▶ [Given instruction]: Write out the entries verbatim and leave the images out of the copy.

▶ [Supplied material]:

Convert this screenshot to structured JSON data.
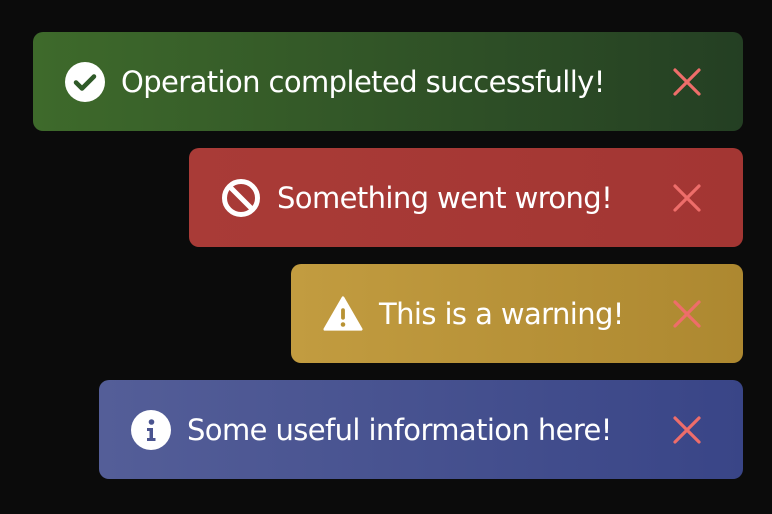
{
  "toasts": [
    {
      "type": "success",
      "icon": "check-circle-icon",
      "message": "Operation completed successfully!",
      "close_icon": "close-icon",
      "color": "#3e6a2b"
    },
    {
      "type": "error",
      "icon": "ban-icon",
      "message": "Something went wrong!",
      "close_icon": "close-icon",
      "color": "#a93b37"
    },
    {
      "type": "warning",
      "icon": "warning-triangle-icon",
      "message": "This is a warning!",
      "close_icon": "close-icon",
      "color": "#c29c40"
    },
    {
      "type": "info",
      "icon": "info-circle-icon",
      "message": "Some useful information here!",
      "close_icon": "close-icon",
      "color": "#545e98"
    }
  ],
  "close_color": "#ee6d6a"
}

▶ [Result]:
Convert this screenshot to structured JSON data.
{
  "toasts": [
    {
      "type": "success",
      "icon": "check-circle-icon",
      "message": "Operation completed successfully!",
      "close_icon": "close-icon",
      "color": "#3e6a2b"
    },
    {
      "type": "error",
      "icon": "ban-icon",
      "message": "Something went wrong!",
      "close_icon": "close-icon",
      "color": "#a93b37"
    },
    {
      "type": "warning",
      "icon": "warning-triangle-icon",
      "message": "This is a warning!",
      "close_icon": "close-icon",
      "color": "#c29c40"
    },
    {
      "type": "info",
      "icon": "info-circle-icon",
      "message": "Some useful information here!",
      "close_icon": "close-icon",
      "color": "#545e98"
    }
  ],
  "close_color": "#ee6d6a"
}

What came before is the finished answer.